Your goal
Leave out the images; return the rest of the data exactly.

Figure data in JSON
__________________________________________________

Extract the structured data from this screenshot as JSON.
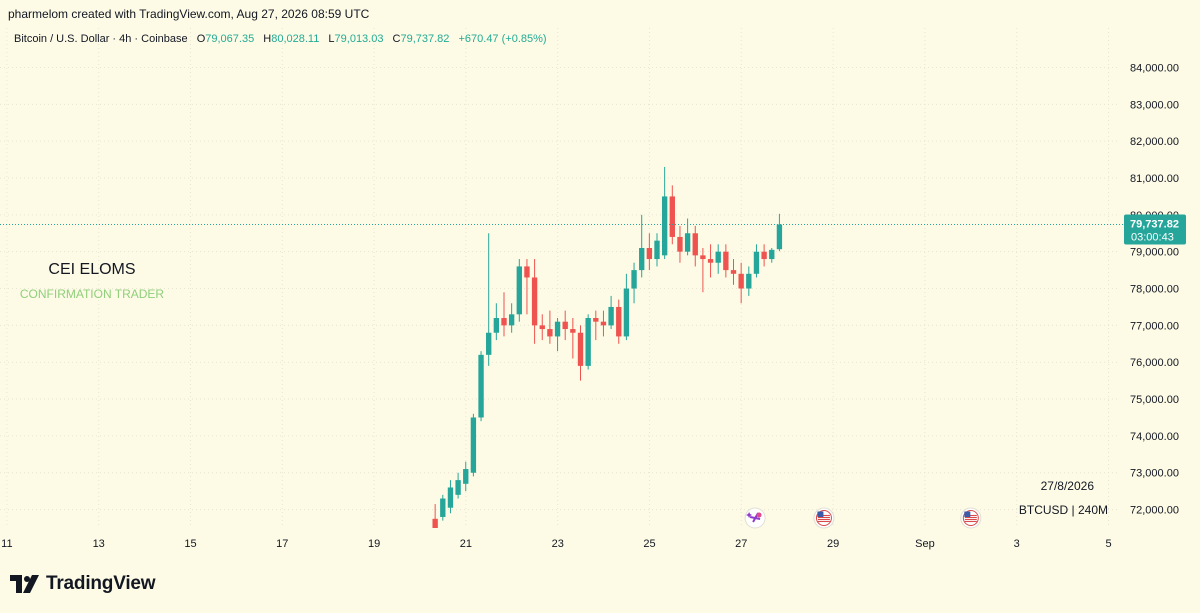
{
  "header": {
    "attribution": "pharmelom created with TradingView.com, Aug 27, 2026 08:59 UTC"
  },
  "legend": {
    "symbol": "Bitcoin / U.S. Dollar · 4h · Coinbase",
    "o_label": "O",
    "o_value": "79,067.35",
    "h_label": "H",
    "h_value": "80,028.11",
    "l_label": "L",
    "l_value": "79,013.03",
    "c_label": "C",
    "c_value": "79,737.82",
    "change": "+670.47 (+0.85%)"
  },
  "watermark": {
    "title": "CEI ELOMS",
    "subtitle": "CONFIRMATION TRADER"
  },
  "price_tag": {
    "price": "79,737.82",
    "countdown": "03:00:43",
    "value": 79737.82
  },
  "corner_info": {
    "date": "27/8/2026",
    "symbol": "BTCUSD | 240M"
  },
  "brand": {
    "name": "TradingView"
  },
  "colors": {
    "up": "#26a69a",
    "down": "#ef5350",
    "accent": "#22ab94",
    "background": "#fdfbe6",
    "grid": "#e8e6d2"
  },
  "events": [
    {
      "icon": "crypto-event-icon",
      "day": 27.3
    },
    {
      "icon": "us-flag-icon",
      "day": 28.8
    },
    {
      "icon": "us-flag-icon",
      "day": 32.0
    }
  ],
  "chart_data": {
    "type": "candlestick",
    "title": "",
    "xlabel": "",
    "ylabel": "",
    "ylim": [
      71500,
      84800
    ],
    "xlim_days": [
      10.85,
      35.25
    ],
    "y_ticks": [
      "72,000.00",
      "73,000.00",
      "74,000.00",
      "75,000.00",
      "76,000.00",
      "77,000.00",
      "78,000.00",
      "79,000.00",
      "80,000.00",
      "81,000.00",
      "82,000.00",
      "83,000.00",
      "84,000.00"
    ],
    "y_tick_values": [
      72000,
      73000,
      74000,
      75000,
      76000,
      77000,
      78000,
      79000,
      80000,
      81000,
      82000,
      83000,
      84000
    ],
    "x_ticks": [
      "11",
      "13",
      "15",
      "17",
      "19",
      "21",
      "23",
      "25",
      "27",
      "29",
      "Sep",
      "3",
      "5"
    ],
    "x_tick_days": [
      11,
      13,
      15,
      17,
      19,
      21,
      23,
      25,
      27,
      29,
      31,
      33,
      35
    ],
    "grid": true,
    "candle_interval": "4h",
    "first_candle_day": 20.33,
    "candles": [
      {
        "o": 71750,
        "h": 72150,
        "l": 71450,
        "c": 71450
      },
      {
        "o": 71800,
        "h": 72400,
        "l": 71700,
        "c": 72300
      },
      {
        "o": 72050,
        "h": 72800,
        "l": 71900,
        "c": 72600
      },
      {
        "o": 72400,
        "h": 73000,
        "l": 72300,
        "c": 72800
      },
      {
        "o": 72700,
        "h": 73300,
        "l": 72500,
        "c": 73100
      },
      {
        "o": 73000,
        "h": 74600,
        "l": 72900,
        "c": 74500
      },
      {
        "o": 74500,
        "h": 76300,
        "l": 74400,
        "c": 76200
      },
      {
        "o": 76200,
        "h": 79500,
        "l": 75900,
        "c": 76800
      },
      {
        "o": 76800,
        "h": 77600,
        "l": 76600,
        "c": 77200
      },
      {
        "o": 77200,
        "h": 77900,
        "l": 76700,
        "c": 77000
      },
      {
        "o": 77000,
        "h": 77600,
        "l": 76800,
        "c": 77300
      },
      {
        "o": 77300,
        "h": 78800,
        "l": 77100,
        "c": 78600
      },
      {
        "o": 78600,
        "h": 78800,
        "l": 77300,
        "c": 78300
      },
      {
        "o": 78300,
        "h": 78800,
        "l": 76500,
        "c": 77000
      },
      {
        "o": 77000,
        "h": 77300,
        "l": 76600,
        "c": 76900
      },
      {
        "o": 76900,
        "h": 77400,
        "l": 76500,
        "c": 76700
      },
      {
        "o": 76700,
        "h": 77200,
        "l": 76300,
        "c": 77100
      },
      {
        "o": 77100,
        "h": 77400,
        "l": 76600,
        "c": 76900
      },
      {
        "o": 76900,
        "h": 77200,
        "l": 76100,
        "c": 76800
      },
      {
        "o": 76800,
        "h": 77000,
        "l": 75500,
        "c": 75900
      },
      {
        "o": 75900,
        "h": 77300,
        "l": 75800,
        "c": 77200
      },
      {
        "o": 77200,
        "h": 77400,
        "l": 76600,
        "c": 77100
      },
      {
        "o": 77100,
        "h": 77400,
        "l": 76700,
        "c": 77000
      },
      {
        "o": 77000,
        "h": 77800,
        "l": 76900,
        "c": 77500
      },
      {
        "o": 77500,
        "h": 77700,
        "l": 76500,
        "c": 76700
      },
      {
        "o": 76700,
        "h": 78400,
        "l": 76600,
        "c": 78000
      },
      {
        "o": 78000,
        "h": 78700,
        "l": 77600,
        "c": 78500
      },
      {
        "o": 78500,
        "h": 80000,
        "l": 78300,
        "c": 79100
      },
      {
        "o": 79100,
        "h": 79500,
        "l": 78500,
        "c": 78800
      },
      {
        "o": 78800,
        "h": 79500,
        "l": 78600,
        "c": 79300
      },
      {
        "o": 78900,
        "h": 81300,
        "l": 78800,
        "c": 80500
      },
      {
        "o": 80500,
        "h": 80800,
        "l": 79200,
        "c": 79400
      },
      {
        "o": 79400,
        "h": 79700,
        "l": 78700,
        "c": 79000
      },
      {
        "o": 79000,
        "h": 79900,
        "l": 78900,
        "c": 79500
      },
      {
        "o": 79500,
        "h": 79700,
        "l": 78600,
        "c": 78900
      },
      {
        "o": 78900,
        "h": 79100,
        "l": 77900,
        "c": 78800
      },
      {
        "o": 78800,
        "h": 79200,
        "l": 78300,
        "c": 78700
      },
      {
        "o": 78700,
        "h": 79200,
        "l": 78400,
        "c": 79000
      },
      {
        "o": 79000,
        "h": 79200,
        "l": 78300,
        "c": 78500
      },
      {
        "o": 78500,
        "h": 78800,
        "l": 78100,
        "c": 78400
      },
      {
        "o": 78400,
        "h": 78700,
        "l": 77600,
        "c": 78000
      },
      {
        "o": 78000,
        "h": 78600,
        "l": 77800,
        "c": 78400
      },
      {
        "o": 78400,
        "h": 79200,
        "l": 78300,
        "c": 79000
      },
      {
        "o": 79000,
        "h": 79200,
        "l": 78600,
        "c": 78800
      },
      {
        "o": 78800,
        "h": 79100,
        "l": 78700,
        "c": 79050
      },
      {
        "o": 79067.35,
        "h": 80028.11,
        "l": 79013.03,
        "c": 79737.82
      }
    ]
  }
}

__________________________________________________

Output
Extract the structured data from this screenshot as JSON.
{
  "header": {
    "attribution": "pharmelom created with TradingView.com, Aug 27, 2026 08:59 UTC"
  },
  "legend": {
    "symbol": "Bitcoin / U.S. Dollar · 4h · Coinbase",
    "o_label": "O",
    "o_value": "79,067.35",
    "h_label": "H",
    "h_value": "80,028.11",
    "l_label": "L",
    "l_value": "79,013.03",
    "c_label": "C",
    "c_value": "79,737.82",
    "change": "+670.47 (+0.85%)"
  },
  "watermark": {
    "title": "CEI ELOMS",
    "subtitle": "CONFIRMATION TRADER"
  },
  "price_tag": {
    "price": "79,737.82",
    "countdown": "03:00:43",
    "value": 79737.82
  },
  "corner_info": {
    "date": "27/8/2026",
    "symbol": "BTCUSD | 240M"
  },
  "brand": {
    "name": "TradingView"
  },
  "colors": {
    "up": "#26a69a",
    "down": "#ef5350",
    "accent": "#22ab94",
    "background": "#fdfbe6",
    "grid": "#e8e6d2"
  },
  "events": [
    {
      "icon": "crypto-event-icon",
      "day": 27.3
    },
    {
      "icon": "us-flag-icon",
      "day": 28.8
    },
    {
      "icon": "us-flag-icon",
      "day": 32.0
    }
  ],
  "chart_data": {
    "type": "candlestick",
    "title": "",
    "xlabel": "",
    "ylabel": "",
    "ylim": [
      71500,
      84800
    ],
    "xlim_days": [
      10.85,
      35.25
    ],
    "y_ticks": [
      "72,000.00",
      "73,000.00",
      "74,000.00",
      "75,000.00",
      "76,000.00",
      "77,000.00",
      "78,000.00",
      "79,000.00",
      "80,000.00",
      "81,000.00",
      "82,000.00",
      "83,000.00",
      "84,000.00"
    ],
    "y_tick_values": [
      72000,
      73000,
      74000,
      75000,
      76000,
      77000,
      78000,
      79000,
      80000,
      81000,
      82000,
      83000,
      84000
    ],
    "x_ticks": [
      "11",
      "13",
      "15",
      "17",
      "19",
      "21",
      "23",
      "25",
      "27",
      "29",
      "Sep",
      "3",
      "5"
    ],
    "x_tick_days": [
      11,
      13,
      15,
      17,
      19,
      21,
      23,
      25,
      27,
      29,
      31,
      33,
      35
    ],
    "grid": true,
    "candle_interval": "4h",
    "first_candle_day": 20.33,
    "candles": [
      {
        "o": 71750,
        "h": 72150,
        "l": 71450,
        "c": 71450
      },
      {
        "o": 71800,
        "h": 72400,
        "l": 71700,
        "c": 72300
      },
      {
        "o": 72050,
        "h": 72800,
        "l": 71900,
        "c": 72600
      },
      {
        "o": 72400,
        "h": 73000,
        "l": 72300,
        "c": 72800
      },
      {
        "o": 72700,
        "h": 73300,
        "l": 72500,
        "c": 73100
      },
      {
        "o": 73000,
        "h": 74600,
        "l": 72900,
        "c": 74500
      },
      {
        "o": 74500,
        "h": 76300,
        "l": 74400,
        "c": 76200
      },
      {
        "o": 76200,
        "h": 79500,
        "l": 75900,
        "c": 76800
      },
      {
        "o": 76800,
        "h": 77600,
        "l": 76600,
        "c": 77200
      },
      {
        "o": 77200,
        "h": 77900,
        "l": 76700,
        "c": 77000
      },
      {
        "o": 77000,
        "h": 77600,
        "l": 76800,
        "c": 77300
      },
      {
        "o": 77300,
        "h": 78800,
        "l": 77100,
        "c": 78600
      },
      {
        "o": 78600,
        "h": 78800,
        "l": 77300,
        "c": 78300
      },
      {
        "o": 78300,
        "h": 78800,
        "l": 76500,
        "c": 77000
      },
      {
        "o": 77000,
        "h": 77300,
        "l": 76600,
        "c": 76900
      },
      {
        "o": 76900,
        "h": 77400,
        "l": 76500,
        "c": 76700
      },
      {
        "o": 76700,
        "h": 77200,
        "l": 76300,
        "c": 77100
      },
      {
        "o": 77100,
        "h": 77400,
        "l": 76600,
        "c": 76900
      },
      {
        "o": 76900,
        "h": 77200,
        "l": 76100,
        "c": 76800
      },
      {
        "o": 76800,
        "h": 77000,
        "l": 75500,
        "c": 75900
      },
      {
        "o": 75900,
        "h": 77300,
        "l": 75800,
        "c": 77200
      },
      {
        "o": 77200,
        "h": 77400,
        "l": 76600,
        "c": 77100
      },
      {
        "o": 77100,
        "h": 77400,
        "l": 76700,
        "c": 77000
      },
      {
        "o": 77000,
        "h": 77800,
        "l": 76900,
        "c": 77500
      },
      {
        "o": 77500,
        "h": 77700,
        "l": 76500,
        "c": 76700
      },
      {
        "o": 76700,
        "h": 78400,
        "l": 76600,
        "c": 78000
      },
      {
        "o": 78000,
        "h": 78700,
        "l": 77600,
        "c": 78500
      },
      {
        "o": 78500,
        "h": 80000,
        "l": 78300,
        "c": 79100
      },
      {
        "o": 79100,
        "h": 79500,
        "l": 78500,
        "c": 78800
      },
      {
        "o": 78800,
        "h": 79500,
        "l": 78600,
        "c": 79300
      },
      {
        "o": 78900,
        "h": 81300,
        "l": 78800,
        "c": 80500
      },
      {
        "o": 80500,
        "h": 80800,
        "l": 79200,
        "c": 79400
      },
      {
        "o": 79400,
        "h": 79700,
        "l": 78700,
        "c": 79000
      },
      {
        "o": 79000,
        "h": 79900,
        "l": 78900,
        "c": 79500
      },
      {
        "o": 79500,
        "h": 79700,
        "l": 78600,
        "c": 78900
      },
      {
        "o": 78900,
        "h": 79100,
        "l": 77900,
        "c": 78800
      },
      {
        "o": 78800,
        "h": 79200,
        "l": 78300,
        "c": 78700
      },
      {
        "o": 78700,
        "h": 79200,
        "l": 78400,
        "c": 79000
      },
      {
        "o": 79000,
        "h": 79200,
        "l": 78300,
        "c": 78500
      },
      {
        "o": 78500,
        "h": 78800,
        "l": 78100,
        "c": 78400
      },
      {
        "o": 78400,
        "h": 78700,
        "l": 77600,
        "c": 78000
      },
      {
        "o": 78000,
        "h": 78600,
        "l": 77800,
        "c": 78400
      },
      {
        "o": 78400,
        "h": 79200,
        "l": 78300,
        "c": 79000
      },
      {
        "o": 79000,
        "h": 79200,
        "l": 78600,
        "c": 78800
      },
      {
        "o": 78800,
        "h": 79100,
        "l": 78700,
        "c": 79050
      },
      {
        "o": 79067.35,
        "h": 80028.11,
        "l": 79013.03,
        "c": 79737.82
      }
    ]
  }
}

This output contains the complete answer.